PROBLEM STATEMENT
In the entries, find all lines that hold the word "jclepro" and copy them.

[Records from a data collection]
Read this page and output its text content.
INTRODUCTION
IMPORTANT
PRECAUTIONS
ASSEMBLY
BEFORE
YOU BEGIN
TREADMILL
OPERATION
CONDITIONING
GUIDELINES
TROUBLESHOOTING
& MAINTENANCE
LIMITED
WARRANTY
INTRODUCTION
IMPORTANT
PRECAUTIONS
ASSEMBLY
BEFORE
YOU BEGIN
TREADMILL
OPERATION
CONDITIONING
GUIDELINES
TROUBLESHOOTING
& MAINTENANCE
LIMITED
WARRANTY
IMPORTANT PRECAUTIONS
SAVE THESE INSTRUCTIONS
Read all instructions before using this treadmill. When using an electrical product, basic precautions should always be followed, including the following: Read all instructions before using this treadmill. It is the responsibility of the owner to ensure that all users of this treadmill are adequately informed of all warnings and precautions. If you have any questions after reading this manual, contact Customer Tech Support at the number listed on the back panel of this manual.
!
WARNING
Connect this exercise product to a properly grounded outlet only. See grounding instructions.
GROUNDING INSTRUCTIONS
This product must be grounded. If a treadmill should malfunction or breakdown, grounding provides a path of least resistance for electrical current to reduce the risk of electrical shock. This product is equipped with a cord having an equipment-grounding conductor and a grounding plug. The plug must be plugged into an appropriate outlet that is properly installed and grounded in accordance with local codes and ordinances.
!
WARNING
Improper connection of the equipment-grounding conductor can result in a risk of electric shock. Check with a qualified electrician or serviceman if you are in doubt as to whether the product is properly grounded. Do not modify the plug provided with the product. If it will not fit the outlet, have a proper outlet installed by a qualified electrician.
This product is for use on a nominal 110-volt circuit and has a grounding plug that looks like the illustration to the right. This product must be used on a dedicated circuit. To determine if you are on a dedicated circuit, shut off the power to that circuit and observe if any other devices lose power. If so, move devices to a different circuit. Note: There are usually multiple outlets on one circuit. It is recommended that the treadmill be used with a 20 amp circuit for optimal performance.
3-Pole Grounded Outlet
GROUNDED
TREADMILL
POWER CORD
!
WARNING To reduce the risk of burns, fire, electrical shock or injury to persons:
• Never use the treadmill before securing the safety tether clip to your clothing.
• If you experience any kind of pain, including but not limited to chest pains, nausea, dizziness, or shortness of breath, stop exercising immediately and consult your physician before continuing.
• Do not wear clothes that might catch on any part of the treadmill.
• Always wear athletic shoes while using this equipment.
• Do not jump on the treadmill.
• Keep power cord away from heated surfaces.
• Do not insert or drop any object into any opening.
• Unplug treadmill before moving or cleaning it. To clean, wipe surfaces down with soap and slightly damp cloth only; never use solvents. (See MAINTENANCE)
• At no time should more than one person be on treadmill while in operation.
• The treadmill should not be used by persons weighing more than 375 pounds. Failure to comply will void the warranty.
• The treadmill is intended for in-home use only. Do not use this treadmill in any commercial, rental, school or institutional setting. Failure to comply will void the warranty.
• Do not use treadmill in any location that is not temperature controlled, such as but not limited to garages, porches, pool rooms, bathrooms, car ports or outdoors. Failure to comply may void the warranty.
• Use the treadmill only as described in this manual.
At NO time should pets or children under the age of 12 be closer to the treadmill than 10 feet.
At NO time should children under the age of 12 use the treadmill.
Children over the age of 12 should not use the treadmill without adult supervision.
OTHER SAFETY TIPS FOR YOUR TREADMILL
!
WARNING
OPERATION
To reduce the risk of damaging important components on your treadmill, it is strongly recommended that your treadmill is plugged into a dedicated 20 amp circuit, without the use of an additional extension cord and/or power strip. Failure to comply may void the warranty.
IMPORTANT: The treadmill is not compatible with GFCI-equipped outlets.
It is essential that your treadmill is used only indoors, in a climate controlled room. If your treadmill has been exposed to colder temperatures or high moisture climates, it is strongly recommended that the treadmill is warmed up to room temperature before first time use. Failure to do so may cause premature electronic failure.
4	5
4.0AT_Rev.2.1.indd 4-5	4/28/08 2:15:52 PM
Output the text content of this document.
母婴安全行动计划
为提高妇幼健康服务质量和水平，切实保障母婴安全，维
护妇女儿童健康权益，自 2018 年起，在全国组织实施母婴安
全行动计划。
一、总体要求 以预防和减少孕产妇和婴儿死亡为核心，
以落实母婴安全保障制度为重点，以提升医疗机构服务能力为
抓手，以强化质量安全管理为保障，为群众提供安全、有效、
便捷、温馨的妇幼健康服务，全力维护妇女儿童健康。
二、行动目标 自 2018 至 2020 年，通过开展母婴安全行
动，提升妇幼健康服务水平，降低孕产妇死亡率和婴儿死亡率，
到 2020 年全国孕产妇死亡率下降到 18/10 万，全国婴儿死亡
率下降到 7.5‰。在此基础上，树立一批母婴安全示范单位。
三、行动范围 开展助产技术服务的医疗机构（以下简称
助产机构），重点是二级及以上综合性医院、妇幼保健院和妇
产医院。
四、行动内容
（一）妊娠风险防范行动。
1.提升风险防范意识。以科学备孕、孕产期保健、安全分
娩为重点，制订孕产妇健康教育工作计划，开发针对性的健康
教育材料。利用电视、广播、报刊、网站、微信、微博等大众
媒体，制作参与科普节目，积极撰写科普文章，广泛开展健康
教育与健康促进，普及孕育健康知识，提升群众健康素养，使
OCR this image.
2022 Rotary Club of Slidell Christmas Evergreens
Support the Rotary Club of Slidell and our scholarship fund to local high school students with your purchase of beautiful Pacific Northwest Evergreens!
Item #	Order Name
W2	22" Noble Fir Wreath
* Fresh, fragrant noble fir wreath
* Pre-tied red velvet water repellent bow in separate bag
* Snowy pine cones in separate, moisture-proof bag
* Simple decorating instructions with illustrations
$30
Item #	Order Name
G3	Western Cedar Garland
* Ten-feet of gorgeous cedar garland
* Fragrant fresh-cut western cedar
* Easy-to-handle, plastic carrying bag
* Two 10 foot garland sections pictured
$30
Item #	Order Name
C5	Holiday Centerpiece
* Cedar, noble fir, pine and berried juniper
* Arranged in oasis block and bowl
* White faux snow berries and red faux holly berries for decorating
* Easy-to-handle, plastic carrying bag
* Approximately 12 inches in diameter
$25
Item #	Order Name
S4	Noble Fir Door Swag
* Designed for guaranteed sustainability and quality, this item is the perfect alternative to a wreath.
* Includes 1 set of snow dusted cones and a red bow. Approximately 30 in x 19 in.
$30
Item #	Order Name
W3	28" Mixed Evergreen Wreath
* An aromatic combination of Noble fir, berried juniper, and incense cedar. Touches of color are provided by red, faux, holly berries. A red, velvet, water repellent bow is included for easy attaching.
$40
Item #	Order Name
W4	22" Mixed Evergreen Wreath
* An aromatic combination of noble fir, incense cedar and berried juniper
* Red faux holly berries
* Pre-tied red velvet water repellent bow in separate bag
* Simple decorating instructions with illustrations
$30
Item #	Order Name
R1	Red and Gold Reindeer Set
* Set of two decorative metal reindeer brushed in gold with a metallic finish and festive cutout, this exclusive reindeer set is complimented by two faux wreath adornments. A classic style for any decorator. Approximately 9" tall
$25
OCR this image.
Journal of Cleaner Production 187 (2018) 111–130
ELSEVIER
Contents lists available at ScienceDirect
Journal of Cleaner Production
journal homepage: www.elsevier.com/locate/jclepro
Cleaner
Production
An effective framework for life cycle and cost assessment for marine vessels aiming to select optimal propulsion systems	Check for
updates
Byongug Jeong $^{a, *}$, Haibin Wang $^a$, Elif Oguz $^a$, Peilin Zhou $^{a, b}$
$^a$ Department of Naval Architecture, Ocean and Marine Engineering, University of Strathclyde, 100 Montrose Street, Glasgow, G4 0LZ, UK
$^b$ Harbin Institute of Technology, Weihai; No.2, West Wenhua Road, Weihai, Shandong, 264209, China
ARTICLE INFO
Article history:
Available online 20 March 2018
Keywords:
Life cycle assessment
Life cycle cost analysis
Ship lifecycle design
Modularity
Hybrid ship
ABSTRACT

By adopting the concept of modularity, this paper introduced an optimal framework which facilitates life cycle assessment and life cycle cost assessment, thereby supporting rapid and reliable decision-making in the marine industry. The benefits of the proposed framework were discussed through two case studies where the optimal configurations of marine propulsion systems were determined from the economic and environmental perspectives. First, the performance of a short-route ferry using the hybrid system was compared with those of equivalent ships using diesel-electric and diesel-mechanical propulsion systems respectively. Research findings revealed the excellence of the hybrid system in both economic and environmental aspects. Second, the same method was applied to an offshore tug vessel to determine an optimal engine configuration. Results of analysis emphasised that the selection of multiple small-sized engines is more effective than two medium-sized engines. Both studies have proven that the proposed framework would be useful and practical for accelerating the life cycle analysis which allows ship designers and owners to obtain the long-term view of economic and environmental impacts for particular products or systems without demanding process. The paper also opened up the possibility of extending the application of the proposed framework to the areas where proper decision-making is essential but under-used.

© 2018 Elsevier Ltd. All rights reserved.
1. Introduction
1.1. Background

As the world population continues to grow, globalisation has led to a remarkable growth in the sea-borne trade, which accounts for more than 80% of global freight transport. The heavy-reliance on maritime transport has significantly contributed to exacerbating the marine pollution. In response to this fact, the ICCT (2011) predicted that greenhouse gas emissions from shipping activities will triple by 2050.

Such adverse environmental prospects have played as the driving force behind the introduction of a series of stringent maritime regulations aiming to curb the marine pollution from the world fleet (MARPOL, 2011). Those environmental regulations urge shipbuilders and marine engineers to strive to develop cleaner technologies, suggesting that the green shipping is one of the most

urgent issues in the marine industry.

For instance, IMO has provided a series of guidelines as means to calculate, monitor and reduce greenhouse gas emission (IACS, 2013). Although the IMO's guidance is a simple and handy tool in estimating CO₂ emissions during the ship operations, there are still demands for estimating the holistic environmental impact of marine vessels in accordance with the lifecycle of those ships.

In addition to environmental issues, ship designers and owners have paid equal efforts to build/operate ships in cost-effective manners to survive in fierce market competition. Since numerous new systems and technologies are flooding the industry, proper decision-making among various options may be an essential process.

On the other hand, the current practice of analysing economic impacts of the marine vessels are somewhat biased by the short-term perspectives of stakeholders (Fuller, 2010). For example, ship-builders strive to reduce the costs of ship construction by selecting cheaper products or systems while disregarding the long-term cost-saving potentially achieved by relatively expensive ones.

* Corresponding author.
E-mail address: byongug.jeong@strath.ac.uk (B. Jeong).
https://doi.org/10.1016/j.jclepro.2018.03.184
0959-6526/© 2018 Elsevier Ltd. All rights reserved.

OUTPUT OF THE TASK
journal homepage: www.elsevier.com/locate/jclepro
https://doi.org/10.1016/j.jclepro.2018.03.184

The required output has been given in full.